BEGIN LISTED RECORDS

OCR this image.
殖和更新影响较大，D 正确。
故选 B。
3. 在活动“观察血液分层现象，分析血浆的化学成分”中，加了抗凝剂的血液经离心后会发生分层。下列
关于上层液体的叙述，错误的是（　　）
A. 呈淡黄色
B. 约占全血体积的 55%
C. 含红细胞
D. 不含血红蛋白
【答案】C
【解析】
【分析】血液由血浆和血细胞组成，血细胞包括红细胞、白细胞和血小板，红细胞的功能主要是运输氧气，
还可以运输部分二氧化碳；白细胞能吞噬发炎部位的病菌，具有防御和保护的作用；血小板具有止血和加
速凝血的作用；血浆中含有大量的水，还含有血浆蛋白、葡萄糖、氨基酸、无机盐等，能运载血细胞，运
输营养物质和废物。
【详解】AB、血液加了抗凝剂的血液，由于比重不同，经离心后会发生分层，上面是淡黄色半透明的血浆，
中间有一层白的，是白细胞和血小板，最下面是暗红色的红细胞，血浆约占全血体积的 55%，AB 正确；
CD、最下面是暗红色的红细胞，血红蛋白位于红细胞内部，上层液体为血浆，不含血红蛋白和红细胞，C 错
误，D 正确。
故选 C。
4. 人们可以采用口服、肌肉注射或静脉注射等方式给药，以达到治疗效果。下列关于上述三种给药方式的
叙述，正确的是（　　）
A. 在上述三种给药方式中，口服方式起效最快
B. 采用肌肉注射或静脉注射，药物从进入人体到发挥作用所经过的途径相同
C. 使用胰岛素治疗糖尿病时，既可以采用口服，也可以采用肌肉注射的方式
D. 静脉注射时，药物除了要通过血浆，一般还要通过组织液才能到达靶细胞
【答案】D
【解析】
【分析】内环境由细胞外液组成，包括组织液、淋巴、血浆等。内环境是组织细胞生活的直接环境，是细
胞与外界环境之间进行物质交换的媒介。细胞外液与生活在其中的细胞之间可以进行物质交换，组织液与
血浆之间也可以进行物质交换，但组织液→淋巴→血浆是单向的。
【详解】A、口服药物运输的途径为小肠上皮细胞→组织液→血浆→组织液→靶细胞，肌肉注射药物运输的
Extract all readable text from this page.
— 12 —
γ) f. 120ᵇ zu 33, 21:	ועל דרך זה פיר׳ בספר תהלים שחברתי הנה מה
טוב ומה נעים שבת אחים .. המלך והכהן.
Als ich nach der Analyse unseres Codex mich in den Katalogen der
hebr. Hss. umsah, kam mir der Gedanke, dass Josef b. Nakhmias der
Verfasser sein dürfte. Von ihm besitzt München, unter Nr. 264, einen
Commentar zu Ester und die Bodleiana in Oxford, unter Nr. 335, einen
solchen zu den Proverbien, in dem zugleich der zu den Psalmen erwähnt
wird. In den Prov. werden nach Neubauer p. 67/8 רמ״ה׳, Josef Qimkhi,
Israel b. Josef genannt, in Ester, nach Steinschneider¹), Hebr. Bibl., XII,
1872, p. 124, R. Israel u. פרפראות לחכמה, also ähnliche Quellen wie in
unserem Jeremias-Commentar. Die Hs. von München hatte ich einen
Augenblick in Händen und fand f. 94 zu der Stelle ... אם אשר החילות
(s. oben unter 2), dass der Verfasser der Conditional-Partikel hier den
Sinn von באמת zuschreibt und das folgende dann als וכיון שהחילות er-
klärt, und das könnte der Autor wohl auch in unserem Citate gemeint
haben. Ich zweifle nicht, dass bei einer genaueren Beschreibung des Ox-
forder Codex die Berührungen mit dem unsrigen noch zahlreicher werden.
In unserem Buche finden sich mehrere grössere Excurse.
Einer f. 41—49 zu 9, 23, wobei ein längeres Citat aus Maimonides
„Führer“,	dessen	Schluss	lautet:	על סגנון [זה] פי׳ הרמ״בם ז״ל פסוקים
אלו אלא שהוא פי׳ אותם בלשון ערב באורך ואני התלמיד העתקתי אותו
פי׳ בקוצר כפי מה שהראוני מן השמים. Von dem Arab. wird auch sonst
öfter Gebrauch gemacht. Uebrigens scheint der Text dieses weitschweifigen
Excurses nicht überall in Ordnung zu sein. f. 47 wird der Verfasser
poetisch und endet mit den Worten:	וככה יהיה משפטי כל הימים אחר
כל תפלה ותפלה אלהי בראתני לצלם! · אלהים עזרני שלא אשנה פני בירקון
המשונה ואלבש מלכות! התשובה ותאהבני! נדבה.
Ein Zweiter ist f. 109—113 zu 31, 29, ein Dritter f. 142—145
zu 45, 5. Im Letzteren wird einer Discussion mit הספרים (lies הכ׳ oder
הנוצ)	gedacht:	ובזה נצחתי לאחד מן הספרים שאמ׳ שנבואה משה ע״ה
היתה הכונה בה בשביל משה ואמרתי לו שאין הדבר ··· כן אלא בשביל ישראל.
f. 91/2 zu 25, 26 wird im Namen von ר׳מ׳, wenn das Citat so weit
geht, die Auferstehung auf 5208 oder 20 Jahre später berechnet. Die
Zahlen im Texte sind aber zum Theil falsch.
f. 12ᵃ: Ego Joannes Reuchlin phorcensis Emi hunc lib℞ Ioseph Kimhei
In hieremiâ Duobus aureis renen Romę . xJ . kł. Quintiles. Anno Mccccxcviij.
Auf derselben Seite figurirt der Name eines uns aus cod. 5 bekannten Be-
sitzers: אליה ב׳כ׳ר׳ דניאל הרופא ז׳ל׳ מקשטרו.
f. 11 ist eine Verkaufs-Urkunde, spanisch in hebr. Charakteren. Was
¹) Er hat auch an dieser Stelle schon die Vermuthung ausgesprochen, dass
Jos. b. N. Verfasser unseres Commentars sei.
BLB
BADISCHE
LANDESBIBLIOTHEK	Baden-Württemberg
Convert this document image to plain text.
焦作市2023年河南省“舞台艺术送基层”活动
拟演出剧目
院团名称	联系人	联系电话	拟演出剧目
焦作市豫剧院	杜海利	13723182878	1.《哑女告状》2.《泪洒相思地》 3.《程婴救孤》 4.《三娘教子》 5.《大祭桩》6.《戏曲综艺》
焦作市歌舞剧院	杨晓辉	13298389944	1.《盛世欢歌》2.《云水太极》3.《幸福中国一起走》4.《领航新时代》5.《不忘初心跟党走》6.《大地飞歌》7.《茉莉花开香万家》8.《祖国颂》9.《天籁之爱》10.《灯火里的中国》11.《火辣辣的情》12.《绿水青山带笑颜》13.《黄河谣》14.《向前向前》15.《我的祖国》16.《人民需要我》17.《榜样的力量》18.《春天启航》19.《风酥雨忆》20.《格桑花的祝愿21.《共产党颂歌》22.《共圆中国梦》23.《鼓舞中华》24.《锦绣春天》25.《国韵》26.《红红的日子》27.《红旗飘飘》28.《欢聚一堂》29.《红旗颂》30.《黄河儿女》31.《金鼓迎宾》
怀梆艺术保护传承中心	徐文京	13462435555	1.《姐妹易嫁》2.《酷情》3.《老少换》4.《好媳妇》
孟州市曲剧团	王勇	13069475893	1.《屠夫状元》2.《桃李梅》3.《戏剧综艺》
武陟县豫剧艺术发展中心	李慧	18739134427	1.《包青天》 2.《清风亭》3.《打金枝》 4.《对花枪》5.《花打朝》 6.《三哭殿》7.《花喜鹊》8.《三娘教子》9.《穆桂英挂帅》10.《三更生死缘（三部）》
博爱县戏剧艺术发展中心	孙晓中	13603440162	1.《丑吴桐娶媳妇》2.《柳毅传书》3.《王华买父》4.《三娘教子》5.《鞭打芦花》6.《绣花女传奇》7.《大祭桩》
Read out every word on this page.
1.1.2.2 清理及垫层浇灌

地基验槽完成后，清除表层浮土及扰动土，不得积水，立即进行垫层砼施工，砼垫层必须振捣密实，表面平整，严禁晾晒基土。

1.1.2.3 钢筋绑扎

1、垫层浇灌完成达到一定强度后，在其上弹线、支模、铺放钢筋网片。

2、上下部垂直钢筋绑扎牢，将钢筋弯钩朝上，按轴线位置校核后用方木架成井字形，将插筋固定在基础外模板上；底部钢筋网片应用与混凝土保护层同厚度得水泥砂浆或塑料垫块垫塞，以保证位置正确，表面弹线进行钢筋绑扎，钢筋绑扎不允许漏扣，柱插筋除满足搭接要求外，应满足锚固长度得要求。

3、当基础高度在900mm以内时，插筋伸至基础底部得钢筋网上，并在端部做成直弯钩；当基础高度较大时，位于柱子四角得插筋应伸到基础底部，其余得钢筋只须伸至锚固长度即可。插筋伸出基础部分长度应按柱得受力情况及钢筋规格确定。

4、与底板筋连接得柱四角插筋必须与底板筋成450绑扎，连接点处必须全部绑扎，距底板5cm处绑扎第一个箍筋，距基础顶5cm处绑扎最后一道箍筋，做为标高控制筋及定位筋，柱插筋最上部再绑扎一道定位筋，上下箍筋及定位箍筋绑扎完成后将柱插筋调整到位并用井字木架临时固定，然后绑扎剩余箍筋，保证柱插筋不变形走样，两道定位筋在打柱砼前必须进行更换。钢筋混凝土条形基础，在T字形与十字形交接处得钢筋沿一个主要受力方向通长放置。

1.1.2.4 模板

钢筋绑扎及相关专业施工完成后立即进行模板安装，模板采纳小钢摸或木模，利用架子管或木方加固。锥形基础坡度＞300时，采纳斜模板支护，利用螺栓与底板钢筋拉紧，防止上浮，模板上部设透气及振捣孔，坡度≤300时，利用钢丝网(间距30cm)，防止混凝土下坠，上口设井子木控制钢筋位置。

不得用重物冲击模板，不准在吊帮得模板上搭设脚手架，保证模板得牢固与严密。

END LISTED RECORDS

→ **REQUIRED TASK**:
Copy all lines from the listing that contain "dass".

→ **FINAL ANSWER**:
hebr. Hss. umsah, kam mir der Gedanke, dass Josef b. Nakhmias der
(s. oben unter 2), dass der Verfasser der Conditional-Partikel hier den
haben. Ich zweifle nicht, dass bei einer genaueren Beschreibung des Ox-
¹) Er hat auch an dieser Stelle schon die Vermuthung ausgesprochen, dass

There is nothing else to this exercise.